§ Dataset extract
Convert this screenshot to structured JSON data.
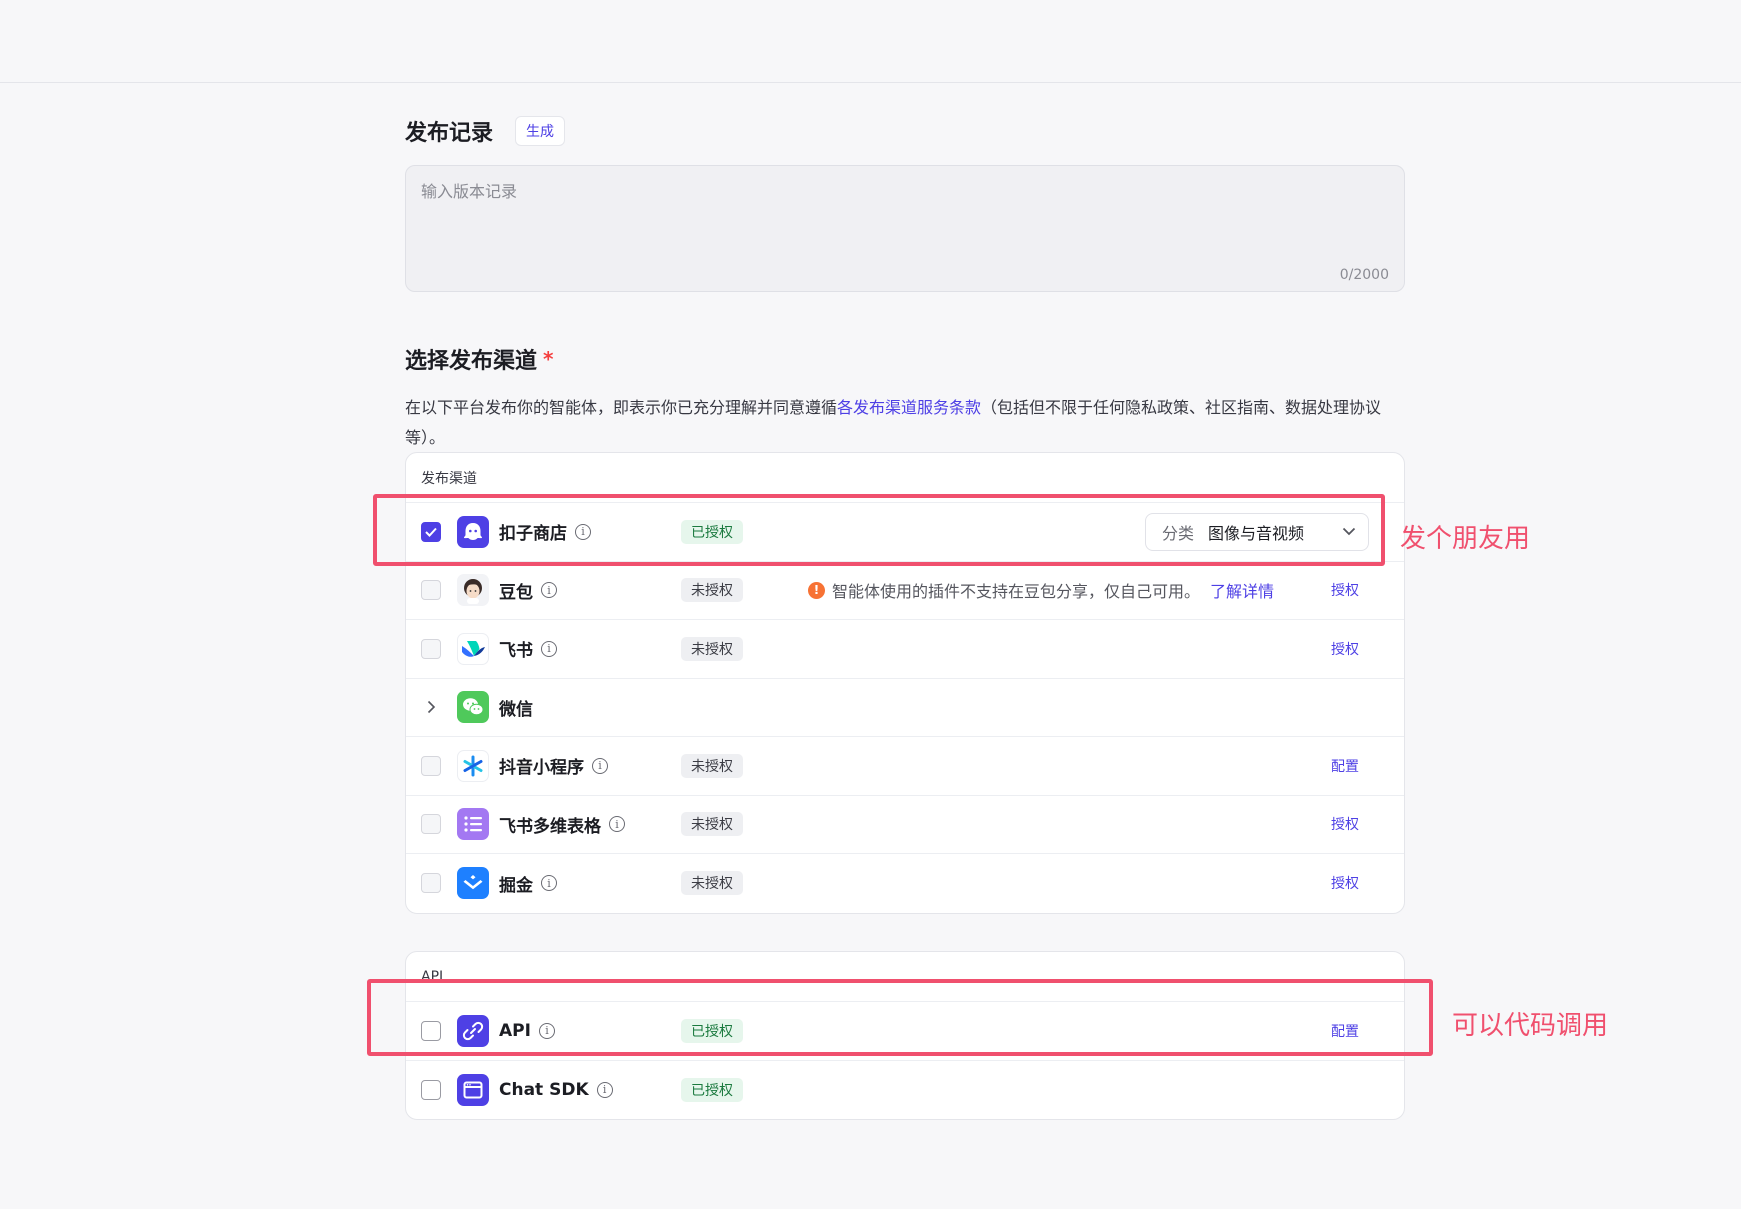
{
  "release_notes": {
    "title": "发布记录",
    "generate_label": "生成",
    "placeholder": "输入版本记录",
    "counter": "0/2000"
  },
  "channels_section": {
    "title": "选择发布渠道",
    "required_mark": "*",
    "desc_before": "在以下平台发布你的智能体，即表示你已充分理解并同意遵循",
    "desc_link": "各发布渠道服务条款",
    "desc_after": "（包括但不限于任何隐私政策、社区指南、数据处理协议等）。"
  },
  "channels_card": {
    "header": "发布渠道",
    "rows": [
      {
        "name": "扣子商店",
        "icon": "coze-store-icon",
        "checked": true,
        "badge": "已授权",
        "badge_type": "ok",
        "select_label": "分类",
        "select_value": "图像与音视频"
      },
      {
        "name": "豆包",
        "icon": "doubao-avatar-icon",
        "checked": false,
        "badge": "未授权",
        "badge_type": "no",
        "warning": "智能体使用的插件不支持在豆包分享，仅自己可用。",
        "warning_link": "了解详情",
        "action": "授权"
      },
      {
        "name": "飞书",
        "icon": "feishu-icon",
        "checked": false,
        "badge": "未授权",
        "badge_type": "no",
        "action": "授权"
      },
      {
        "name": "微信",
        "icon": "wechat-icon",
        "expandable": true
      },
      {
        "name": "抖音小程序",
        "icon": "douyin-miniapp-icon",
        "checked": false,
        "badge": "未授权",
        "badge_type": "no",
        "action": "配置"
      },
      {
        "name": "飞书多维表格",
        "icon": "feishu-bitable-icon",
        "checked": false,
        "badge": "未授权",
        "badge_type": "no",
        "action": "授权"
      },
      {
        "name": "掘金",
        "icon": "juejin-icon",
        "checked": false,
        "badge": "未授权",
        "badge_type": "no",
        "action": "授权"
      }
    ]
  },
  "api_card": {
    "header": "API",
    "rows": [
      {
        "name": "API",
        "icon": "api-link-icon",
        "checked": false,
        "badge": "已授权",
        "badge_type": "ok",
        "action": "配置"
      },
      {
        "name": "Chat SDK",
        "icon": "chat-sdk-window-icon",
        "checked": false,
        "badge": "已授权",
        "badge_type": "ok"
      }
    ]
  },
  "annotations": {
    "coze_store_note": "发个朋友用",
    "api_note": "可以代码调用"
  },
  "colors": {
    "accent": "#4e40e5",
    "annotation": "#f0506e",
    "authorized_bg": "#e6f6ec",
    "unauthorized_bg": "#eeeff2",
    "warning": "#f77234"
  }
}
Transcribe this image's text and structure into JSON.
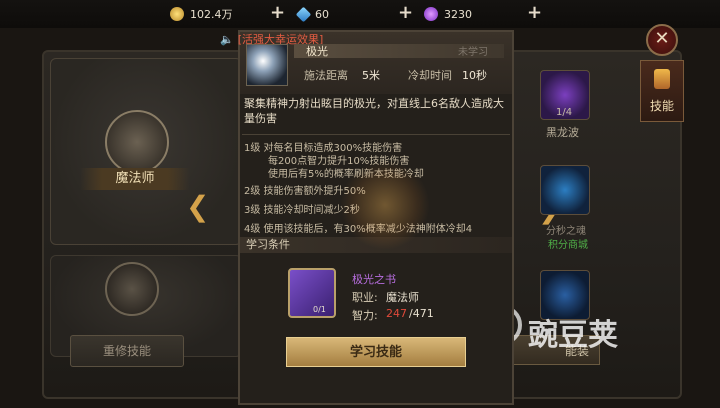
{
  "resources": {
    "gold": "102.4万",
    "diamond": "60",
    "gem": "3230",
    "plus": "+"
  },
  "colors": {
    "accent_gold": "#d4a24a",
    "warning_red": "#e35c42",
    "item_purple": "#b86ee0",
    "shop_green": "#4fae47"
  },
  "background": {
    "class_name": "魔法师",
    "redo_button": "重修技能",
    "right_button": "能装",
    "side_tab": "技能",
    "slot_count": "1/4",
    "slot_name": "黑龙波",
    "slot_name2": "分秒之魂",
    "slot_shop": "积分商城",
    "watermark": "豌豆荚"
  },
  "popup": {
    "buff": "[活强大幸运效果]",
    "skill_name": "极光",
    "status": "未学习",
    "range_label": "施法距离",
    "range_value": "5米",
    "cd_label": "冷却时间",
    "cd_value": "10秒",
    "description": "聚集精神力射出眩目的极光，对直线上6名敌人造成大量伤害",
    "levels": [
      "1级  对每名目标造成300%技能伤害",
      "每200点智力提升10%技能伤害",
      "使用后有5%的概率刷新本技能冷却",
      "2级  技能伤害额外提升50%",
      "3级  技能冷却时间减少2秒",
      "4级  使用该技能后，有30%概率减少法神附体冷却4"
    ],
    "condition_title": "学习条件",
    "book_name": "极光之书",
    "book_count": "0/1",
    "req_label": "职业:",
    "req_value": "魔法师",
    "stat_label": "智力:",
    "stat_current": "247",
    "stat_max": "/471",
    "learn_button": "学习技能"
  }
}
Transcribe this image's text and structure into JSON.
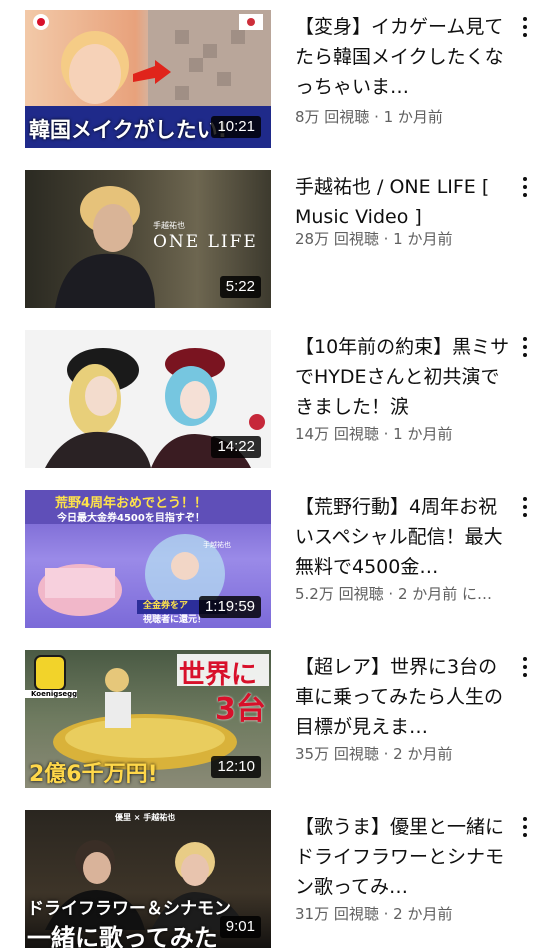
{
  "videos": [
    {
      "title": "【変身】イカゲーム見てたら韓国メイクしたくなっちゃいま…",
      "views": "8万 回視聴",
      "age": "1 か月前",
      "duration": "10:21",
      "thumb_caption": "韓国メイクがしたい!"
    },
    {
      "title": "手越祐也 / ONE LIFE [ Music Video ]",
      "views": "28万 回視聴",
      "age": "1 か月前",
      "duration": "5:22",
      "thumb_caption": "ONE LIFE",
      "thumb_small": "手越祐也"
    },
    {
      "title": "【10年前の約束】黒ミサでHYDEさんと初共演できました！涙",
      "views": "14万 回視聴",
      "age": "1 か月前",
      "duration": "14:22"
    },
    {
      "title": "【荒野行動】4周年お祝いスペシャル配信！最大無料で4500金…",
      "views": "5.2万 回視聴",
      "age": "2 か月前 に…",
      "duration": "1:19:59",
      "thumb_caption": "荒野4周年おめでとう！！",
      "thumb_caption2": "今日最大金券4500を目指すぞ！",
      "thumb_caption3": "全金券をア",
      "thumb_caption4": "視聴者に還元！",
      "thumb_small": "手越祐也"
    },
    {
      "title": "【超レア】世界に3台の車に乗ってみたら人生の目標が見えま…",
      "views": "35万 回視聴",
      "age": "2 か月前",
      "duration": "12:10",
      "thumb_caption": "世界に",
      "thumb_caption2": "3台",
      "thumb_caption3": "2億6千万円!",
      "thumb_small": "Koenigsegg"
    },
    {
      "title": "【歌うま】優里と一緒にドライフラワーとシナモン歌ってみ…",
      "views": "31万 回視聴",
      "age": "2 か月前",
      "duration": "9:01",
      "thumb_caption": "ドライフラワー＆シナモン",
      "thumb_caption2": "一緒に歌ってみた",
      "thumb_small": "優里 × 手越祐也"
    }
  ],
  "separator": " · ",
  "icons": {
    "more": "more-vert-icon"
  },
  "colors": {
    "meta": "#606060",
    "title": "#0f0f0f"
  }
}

* * *

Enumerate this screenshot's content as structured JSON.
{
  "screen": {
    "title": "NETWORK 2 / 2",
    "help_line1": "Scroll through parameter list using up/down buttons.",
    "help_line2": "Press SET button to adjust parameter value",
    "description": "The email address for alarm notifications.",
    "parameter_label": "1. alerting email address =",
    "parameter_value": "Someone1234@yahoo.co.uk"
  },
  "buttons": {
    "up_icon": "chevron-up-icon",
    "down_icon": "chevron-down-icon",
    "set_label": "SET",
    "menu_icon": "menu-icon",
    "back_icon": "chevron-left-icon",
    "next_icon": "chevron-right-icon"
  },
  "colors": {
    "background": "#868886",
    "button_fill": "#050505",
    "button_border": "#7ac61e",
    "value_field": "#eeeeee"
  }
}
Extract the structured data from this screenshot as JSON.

--

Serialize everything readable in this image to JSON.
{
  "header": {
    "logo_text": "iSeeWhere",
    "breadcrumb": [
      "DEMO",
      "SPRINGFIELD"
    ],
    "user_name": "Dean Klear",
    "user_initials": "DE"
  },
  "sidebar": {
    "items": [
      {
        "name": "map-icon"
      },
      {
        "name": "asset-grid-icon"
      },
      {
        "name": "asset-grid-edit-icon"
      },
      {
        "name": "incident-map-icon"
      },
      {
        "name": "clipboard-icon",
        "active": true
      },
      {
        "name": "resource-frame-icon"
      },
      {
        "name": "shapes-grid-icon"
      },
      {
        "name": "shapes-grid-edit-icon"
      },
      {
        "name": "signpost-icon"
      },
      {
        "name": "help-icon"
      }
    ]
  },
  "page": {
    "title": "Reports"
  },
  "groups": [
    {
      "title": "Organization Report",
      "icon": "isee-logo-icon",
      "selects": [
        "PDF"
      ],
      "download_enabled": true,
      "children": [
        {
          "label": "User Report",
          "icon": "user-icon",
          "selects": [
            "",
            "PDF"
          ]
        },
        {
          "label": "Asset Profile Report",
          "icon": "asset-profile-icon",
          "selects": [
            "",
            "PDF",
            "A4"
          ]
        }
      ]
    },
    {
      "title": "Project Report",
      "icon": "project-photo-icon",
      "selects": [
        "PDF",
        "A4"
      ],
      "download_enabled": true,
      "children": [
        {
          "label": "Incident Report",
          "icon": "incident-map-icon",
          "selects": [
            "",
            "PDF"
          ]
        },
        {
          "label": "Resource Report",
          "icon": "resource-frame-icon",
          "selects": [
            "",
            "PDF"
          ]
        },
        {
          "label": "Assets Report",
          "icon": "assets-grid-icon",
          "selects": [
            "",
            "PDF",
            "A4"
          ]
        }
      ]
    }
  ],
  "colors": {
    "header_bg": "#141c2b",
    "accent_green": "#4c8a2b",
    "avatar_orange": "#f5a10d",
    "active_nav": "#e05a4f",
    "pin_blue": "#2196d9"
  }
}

§ Direction
Starting with the line that contains "Enumerate this screenshot's", repeat each line exactly, and stop once the line that contains "Extract the structured" has been repeated.

§ Exercise output
Enumerate this screenshot's content as structured JSON.
{
  "screen": {
    "title": "NETWORK 2 / 2",
    "help_line1": "Scroll through parameter list using up/down buttons.",
    "help_line2": "Press SET button to adjust parameter value",
    "description": "The email address for alarm notifications.",
    "parameter_label": "1. alerting email address =",
    "parameter_value": "Someone1234@yahoo.co.uk"
  },
  "buttons": {
    "up_icon": "chevron-up-icon",
    "down_icon": "chevron-down-icon",
    "set_label": "SET",
    "menu_icon": "menu-icon",
    "back_icon": "chevron-left-icon",
    "next_icon": "chevron-right-icon"
  },
  "colors": {
    "background": "#868886",
    "button_fill": "#050505",
    "button_border": "#7ac61e",
    "value_field": "#eeeeee"
  }
}
Extract the structured data from this screenshot as JSON.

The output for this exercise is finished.